● Document excerpt
★ ★ ★ ★ ★ ★ ★

5But he was wounded for our transgressions,
   crushed for our iniquities;
upon him was the punishment that made us whole,
   and by his bruises we are healed.
6All we like sheep have gone astray;
   we have all turned to our own way,
and the Lord has laid on him
   the iniquity of us all.

7He was oppressed, and he was afflicted,
   yet he did not open his mouth;
like a lamb that is led to the slaughter,
   and like a sheep that before its shearers is silent,
   so he did not open his mouth.
8By a perversion of justice he was taken away.
   Who could have imagined his future?
For he was cut off from the land of the living,
   stricken for the transgression of my people.
9They made his grave with the wicked
   and his tomb
* with the rich,*
although he had done no violence,
   and there was no deceit in his mouth.

  

Tonight we gather for a service in the shadows. We’ve reached Good Friday of holy week. We’ve followed Jesus these past months as he’s traveled, healed the blind, and raised the dead. We’ve traveled into Jerusalem with Jesus. We waved our palms and sang hosanna. We remembered the joy of those gathered for the parade. We remembered their hopes that this Jesus was the Messiah, the new king sent from God, who would overthrow Roman rule and bring Israel into a time of prosperity. We gathered around the wall for Jesus’ intimate last supper. We heard his declaration that there would be a new covenant in his body and blood that would unite all people with God.

 

Tonight, we follow Jesus to the cross. We meet Jesus through the witness of the four Gospels. These four witnesses record seven phrases that Jesus utters from the cross, before his death. Together we will consider them in word, song, prayer, and silence.

 

We’ve come to meet Jesus at the cross. We find that we are not the only ones gathered around the foot of the cross. This is the place where his faithful followers, who scattered at his arrest, have gathered. This is the place where the sick and disabled, who followed him throughout the countryside hoping for healing, have gathered. Where those who didn’t find Jesus to be the king of power and glory they had hoped for have gathered. Where the Roman officials and religious authorities who hoped death would quiet a possible rebellion have gathered.

 

It is here at the cross that we meet our God, most fully revealed. At this cross, in this humility and suffering, we know the true nature of our God. In Jesus Christ on the cross, we meet a God who experiences suffering. This is not a God who is distant from suffering, who is found only in wholeness and joy. This is a God who knows suffering from Jesus’ own experience. Who knows abandonment in Jesus’ betrayal and loneliness on the cross.

★ ★ ★ ★ ★ ★ ★

● Material for this task
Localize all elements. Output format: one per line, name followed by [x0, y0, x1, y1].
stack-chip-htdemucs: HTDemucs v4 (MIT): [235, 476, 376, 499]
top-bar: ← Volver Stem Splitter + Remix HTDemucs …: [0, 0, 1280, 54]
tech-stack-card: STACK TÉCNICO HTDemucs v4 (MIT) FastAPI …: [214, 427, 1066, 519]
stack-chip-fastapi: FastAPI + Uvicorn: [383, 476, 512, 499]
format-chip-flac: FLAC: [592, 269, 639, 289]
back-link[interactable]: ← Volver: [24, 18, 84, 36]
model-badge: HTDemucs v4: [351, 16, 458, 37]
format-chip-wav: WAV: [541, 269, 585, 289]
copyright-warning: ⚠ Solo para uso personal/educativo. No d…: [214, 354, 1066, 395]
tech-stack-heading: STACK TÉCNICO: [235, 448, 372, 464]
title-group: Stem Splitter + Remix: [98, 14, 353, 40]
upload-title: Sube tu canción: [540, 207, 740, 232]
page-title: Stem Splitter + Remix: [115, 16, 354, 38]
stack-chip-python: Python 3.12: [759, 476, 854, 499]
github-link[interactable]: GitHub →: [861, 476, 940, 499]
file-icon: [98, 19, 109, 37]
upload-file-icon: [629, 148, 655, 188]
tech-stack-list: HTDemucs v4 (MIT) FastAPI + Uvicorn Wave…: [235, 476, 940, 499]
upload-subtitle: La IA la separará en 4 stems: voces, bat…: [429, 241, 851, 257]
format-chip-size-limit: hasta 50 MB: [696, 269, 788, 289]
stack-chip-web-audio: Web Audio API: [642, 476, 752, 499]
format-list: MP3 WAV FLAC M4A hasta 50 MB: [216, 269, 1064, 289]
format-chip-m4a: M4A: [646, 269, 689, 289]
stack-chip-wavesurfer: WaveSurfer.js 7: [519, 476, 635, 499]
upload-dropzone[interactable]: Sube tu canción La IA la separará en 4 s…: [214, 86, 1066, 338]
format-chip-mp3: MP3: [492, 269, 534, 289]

★ ★ ★ ★ ★ ★ ★

● Tasks to perform
(1) Translate this sentence from the Good Friday sermon into Spanish: "We meet Jesus through the witness of the four Gospels."
(2) Reproduce the records above word for word, keeping every line as it appears.

● Worked answers
(1) Nos encontramos con Jesús a través del testimonio de los cuatro Evangelios.

(2)
Localize all elements. Output format: one per line, name followed by [x0, y0, x1, y1].
stack-chip-htdemucs: HTDemucs v4 (MIT): [235, 476, 376, 499]
top-bar: ← Volver Stem Splitter + Remix HTDemucs …: [0, 0, 1280, 54]
tech-stack-card: STACK TÉCNICO HTDemucs v4 (MIT) FastAPI …: [214, 427, 1066, 519]
stack-chip-fastapi: FastAPI + Uvicorn: [383, 476, 512, 499]
format-chip-flac: FLAC: [592, 269, 639, 289]
back-link[interactable]: ← Volver: [24, 18, 84, 36]
model-badge: HTDemucs v4: [351, 16, 458, 37]
format-chip-wav: WAV: [541, 269, 585, 289]
copyright-warning: ⚠ Solo para uso personal/educativo. No d…: [214, 354, 1066, 395]
tech-stack-heading: STACK TÉCNICO: [235, 448, 372, 464]
title-group: Stem Splitter + Remix: [98, 14, 353, 40]
upload-title: Sube tu canción: [540, 207, 740, 232]
page-title: Stem Splitter + Remix: [115, 16, 354, 38]
stack-chip-python: Python 3.12: [759, 476, 854, 499]
github-link[interactable]: GitHub →: [861, 476, 940, 499]
file-icon: [98, 19, 109, 37]
upload-file-icon: [629, 148, 655, 188]
tech-stack-list: HTDemucs v4 (MIT) FastAPI + Uvicorn Wave…: [235, 476, 940, 499]
upload-subtitle: La IA la separará en 4 stems: voces, bat…: [429, 241, 851, 257]
format-chip-size-limit: hasta 50 MB: [696, 269, 788, 289]
stack-chip-web-audio: Web Audio API: [642, 476, 752, 499]
format-list: MP3 WAV FLAC M4A hasta 50 MB: [216, 269, 1064, 289]
format-chip-m4a: M4A: [646, 269, 689, 289]
stack-chip-wavesurfer: WaveSurfer.js 7: [519, 476, 635, 499]
upload-dropzone[interactable]: Sube tu canción La IA la separará en 4 s…: [214, 86, 1066, 338]
format-chip-mp3: MP3: [492, 269, 534, 289]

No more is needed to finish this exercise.